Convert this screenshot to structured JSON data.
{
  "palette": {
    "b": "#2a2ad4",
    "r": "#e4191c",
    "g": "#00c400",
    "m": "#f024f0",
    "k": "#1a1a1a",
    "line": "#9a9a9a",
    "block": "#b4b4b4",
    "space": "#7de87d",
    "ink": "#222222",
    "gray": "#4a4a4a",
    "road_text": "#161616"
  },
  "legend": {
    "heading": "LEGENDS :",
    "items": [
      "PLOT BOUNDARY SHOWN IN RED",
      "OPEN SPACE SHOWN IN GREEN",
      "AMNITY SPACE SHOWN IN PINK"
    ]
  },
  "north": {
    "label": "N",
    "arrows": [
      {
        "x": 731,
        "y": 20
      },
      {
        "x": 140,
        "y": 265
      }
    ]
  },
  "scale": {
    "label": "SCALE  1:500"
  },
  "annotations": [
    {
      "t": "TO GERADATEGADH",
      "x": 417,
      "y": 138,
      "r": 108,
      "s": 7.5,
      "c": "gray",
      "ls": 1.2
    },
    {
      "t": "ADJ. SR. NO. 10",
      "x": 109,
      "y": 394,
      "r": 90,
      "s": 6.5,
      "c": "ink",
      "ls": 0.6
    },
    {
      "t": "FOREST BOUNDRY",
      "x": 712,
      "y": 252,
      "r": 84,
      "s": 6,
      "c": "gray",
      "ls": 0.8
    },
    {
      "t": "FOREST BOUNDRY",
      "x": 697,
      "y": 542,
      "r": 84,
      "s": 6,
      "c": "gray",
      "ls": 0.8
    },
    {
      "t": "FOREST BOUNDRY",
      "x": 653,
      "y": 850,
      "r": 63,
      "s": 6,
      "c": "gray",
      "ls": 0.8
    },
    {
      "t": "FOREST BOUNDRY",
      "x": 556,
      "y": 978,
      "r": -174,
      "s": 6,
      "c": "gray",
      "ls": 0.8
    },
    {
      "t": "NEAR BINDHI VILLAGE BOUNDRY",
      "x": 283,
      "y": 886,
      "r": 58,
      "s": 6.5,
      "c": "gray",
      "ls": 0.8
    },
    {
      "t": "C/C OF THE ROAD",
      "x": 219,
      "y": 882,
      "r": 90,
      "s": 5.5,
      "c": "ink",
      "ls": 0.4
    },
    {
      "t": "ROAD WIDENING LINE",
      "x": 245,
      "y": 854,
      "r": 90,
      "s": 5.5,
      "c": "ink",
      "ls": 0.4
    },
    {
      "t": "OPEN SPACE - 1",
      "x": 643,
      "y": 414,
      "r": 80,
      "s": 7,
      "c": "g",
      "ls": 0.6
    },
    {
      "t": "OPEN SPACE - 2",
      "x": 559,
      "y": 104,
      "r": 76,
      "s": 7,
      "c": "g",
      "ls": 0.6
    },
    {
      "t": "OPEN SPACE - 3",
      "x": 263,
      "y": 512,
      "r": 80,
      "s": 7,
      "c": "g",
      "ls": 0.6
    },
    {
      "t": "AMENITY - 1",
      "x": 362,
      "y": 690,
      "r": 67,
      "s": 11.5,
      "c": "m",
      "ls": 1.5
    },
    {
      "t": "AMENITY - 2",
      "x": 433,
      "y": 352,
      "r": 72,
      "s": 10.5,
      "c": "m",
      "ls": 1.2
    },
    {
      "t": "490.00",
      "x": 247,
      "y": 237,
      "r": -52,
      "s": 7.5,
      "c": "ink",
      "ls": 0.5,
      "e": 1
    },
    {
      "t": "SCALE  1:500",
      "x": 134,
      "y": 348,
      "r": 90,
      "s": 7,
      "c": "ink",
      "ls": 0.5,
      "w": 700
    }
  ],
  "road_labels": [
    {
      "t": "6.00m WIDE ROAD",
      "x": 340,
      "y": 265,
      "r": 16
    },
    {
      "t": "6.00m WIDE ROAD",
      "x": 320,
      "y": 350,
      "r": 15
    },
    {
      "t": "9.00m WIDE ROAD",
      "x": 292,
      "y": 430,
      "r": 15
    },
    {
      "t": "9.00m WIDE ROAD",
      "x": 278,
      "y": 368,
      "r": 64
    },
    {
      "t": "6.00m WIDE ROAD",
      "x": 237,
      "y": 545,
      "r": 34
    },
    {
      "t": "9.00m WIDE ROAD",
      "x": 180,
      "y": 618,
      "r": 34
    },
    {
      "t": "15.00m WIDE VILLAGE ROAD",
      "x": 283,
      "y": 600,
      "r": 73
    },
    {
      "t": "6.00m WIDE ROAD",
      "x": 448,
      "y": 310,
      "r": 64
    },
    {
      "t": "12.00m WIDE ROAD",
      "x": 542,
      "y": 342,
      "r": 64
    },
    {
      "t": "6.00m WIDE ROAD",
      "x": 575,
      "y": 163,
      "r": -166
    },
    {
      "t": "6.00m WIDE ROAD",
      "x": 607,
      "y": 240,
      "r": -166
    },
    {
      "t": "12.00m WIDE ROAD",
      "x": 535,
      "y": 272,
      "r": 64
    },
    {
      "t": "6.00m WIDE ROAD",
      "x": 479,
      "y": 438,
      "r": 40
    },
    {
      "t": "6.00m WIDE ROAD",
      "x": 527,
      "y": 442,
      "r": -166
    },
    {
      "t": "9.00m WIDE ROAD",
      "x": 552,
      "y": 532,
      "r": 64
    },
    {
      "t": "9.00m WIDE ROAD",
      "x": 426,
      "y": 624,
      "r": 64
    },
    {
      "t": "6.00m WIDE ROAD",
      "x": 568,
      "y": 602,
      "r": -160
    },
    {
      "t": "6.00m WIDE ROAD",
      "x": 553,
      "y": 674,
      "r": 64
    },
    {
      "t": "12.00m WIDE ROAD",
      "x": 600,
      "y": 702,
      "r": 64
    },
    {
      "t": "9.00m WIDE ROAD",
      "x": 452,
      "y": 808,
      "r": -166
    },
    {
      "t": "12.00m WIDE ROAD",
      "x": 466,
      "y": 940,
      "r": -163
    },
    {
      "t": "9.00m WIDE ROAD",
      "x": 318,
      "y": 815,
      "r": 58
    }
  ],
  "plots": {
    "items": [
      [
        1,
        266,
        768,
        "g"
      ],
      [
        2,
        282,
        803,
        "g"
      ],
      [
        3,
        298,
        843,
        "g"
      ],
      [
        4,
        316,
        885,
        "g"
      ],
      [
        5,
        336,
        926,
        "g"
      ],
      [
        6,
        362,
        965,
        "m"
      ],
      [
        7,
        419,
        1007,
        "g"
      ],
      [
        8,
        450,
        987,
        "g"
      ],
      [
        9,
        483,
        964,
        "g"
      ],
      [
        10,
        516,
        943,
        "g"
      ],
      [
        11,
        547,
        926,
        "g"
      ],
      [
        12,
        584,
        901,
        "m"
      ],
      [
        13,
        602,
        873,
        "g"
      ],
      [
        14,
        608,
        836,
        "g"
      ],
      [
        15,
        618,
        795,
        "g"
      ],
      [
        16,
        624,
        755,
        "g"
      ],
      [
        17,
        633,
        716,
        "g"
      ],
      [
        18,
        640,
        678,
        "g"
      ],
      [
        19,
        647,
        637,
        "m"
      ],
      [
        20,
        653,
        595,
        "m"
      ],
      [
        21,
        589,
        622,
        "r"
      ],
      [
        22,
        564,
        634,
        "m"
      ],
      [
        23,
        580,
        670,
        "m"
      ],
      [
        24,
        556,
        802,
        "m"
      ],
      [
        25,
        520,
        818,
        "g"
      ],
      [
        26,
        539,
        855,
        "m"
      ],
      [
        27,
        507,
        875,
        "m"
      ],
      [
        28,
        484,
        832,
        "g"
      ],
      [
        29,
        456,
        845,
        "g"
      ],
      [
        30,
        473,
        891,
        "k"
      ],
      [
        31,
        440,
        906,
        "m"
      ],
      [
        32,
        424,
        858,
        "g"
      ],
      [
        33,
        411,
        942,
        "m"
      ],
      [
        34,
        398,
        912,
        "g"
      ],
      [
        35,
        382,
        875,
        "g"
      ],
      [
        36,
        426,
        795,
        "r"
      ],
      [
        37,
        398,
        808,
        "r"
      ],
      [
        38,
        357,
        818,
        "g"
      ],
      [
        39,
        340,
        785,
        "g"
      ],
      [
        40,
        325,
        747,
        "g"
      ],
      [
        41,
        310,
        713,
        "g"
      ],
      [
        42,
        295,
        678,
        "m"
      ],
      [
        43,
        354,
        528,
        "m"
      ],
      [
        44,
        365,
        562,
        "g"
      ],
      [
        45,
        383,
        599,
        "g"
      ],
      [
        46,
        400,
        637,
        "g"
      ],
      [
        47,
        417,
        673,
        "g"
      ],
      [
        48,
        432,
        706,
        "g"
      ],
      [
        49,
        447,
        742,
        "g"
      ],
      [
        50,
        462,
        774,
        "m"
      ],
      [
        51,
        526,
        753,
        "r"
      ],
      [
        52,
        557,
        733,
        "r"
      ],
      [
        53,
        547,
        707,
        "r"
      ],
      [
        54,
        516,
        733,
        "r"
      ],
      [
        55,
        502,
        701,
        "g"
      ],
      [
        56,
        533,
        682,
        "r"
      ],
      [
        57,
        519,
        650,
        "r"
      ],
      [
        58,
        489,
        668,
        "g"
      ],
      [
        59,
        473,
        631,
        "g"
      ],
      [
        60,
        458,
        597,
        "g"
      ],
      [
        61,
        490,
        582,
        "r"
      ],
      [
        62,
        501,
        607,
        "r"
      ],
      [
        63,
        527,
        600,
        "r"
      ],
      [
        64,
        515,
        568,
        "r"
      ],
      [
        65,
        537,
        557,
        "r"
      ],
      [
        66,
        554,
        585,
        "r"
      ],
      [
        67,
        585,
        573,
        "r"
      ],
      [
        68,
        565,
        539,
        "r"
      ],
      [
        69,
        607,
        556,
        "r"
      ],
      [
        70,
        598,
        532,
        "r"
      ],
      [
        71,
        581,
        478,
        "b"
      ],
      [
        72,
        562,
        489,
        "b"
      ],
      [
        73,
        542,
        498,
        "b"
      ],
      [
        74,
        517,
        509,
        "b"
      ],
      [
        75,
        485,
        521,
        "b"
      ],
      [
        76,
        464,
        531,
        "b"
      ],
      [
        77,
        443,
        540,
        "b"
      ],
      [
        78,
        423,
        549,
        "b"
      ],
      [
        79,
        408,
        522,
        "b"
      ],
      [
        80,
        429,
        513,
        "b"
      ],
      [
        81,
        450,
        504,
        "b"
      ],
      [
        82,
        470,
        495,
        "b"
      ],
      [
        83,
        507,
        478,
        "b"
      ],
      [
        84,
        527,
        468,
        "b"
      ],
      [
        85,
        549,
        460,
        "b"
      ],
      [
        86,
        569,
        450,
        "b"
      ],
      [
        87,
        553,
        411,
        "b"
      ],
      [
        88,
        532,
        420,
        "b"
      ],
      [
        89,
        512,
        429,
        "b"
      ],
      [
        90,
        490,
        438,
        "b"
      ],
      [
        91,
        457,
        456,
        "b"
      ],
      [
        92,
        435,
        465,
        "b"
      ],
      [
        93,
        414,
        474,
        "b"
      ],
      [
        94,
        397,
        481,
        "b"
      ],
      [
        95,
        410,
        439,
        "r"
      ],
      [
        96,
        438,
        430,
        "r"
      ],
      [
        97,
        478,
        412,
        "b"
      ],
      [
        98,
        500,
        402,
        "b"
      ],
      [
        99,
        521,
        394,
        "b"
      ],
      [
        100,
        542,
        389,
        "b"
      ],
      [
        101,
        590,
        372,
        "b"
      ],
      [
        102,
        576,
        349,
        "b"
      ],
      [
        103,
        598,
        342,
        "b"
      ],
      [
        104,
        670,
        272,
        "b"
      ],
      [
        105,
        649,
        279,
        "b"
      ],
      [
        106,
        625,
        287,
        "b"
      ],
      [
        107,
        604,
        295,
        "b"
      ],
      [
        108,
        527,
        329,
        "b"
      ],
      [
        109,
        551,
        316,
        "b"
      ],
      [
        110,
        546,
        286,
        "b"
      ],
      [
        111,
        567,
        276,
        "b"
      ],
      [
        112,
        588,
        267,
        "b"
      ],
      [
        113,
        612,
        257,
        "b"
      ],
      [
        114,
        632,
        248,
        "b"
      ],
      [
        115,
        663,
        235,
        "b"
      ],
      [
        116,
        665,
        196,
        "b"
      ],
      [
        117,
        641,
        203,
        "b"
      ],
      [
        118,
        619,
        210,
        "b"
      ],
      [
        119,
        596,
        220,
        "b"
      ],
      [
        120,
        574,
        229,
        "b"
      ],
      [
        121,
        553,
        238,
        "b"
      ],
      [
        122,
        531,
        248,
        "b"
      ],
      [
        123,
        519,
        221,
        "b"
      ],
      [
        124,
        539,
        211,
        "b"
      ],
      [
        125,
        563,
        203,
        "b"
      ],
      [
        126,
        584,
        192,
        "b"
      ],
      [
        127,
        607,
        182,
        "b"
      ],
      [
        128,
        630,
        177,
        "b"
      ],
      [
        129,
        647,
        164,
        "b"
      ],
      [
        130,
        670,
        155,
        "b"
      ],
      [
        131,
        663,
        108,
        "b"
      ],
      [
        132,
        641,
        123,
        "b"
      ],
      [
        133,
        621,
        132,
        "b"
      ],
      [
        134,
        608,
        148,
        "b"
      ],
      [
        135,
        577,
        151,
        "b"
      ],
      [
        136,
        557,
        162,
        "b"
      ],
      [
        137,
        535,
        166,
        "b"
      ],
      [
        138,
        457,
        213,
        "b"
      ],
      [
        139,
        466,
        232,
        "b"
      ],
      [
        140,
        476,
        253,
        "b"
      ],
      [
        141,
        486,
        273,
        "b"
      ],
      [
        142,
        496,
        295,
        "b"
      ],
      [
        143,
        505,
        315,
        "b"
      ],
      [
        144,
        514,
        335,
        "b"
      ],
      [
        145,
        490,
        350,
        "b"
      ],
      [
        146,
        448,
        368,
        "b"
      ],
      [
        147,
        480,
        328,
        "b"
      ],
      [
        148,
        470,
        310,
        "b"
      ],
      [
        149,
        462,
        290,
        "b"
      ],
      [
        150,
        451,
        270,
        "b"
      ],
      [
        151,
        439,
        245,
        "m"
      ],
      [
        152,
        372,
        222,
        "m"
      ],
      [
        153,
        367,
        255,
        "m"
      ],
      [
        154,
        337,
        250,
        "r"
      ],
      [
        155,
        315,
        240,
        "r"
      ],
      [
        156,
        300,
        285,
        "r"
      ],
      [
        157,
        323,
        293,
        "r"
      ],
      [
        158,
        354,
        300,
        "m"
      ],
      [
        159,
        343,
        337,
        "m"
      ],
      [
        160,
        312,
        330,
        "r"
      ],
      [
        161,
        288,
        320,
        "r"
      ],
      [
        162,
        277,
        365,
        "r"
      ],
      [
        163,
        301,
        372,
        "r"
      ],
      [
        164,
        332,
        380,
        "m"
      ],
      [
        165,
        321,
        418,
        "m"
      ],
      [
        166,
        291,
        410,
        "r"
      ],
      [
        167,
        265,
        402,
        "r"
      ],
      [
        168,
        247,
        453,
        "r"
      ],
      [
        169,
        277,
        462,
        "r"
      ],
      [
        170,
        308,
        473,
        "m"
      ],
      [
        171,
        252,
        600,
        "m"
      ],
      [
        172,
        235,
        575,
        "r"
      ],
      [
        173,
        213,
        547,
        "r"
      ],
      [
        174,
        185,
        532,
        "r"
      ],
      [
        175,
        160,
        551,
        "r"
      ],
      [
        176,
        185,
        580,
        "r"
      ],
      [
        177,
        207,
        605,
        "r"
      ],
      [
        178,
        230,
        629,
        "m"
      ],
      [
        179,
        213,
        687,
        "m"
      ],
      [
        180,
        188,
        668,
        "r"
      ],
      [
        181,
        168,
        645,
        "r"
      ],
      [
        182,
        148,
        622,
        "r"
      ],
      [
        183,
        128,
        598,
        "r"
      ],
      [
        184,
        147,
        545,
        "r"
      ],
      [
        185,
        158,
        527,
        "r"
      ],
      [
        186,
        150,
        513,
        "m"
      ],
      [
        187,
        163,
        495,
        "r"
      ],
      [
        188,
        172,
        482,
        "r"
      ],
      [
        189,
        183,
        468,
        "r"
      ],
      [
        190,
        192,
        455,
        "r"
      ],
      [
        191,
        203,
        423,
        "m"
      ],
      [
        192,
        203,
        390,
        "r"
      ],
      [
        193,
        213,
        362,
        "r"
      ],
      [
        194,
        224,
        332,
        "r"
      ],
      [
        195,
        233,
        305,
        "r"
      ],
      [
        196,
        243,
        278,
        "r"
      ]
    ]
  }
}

------

» **Your task**
Review the material and copy each line in which the word "SHOWN" appears.

» **Complete output**
      "PLOT BOUNDARY SHOWN IN RED",
      "OPEN SPACE SHOWN IN GREEN",
      "AMNITY SPACE SHOWN IN PINK"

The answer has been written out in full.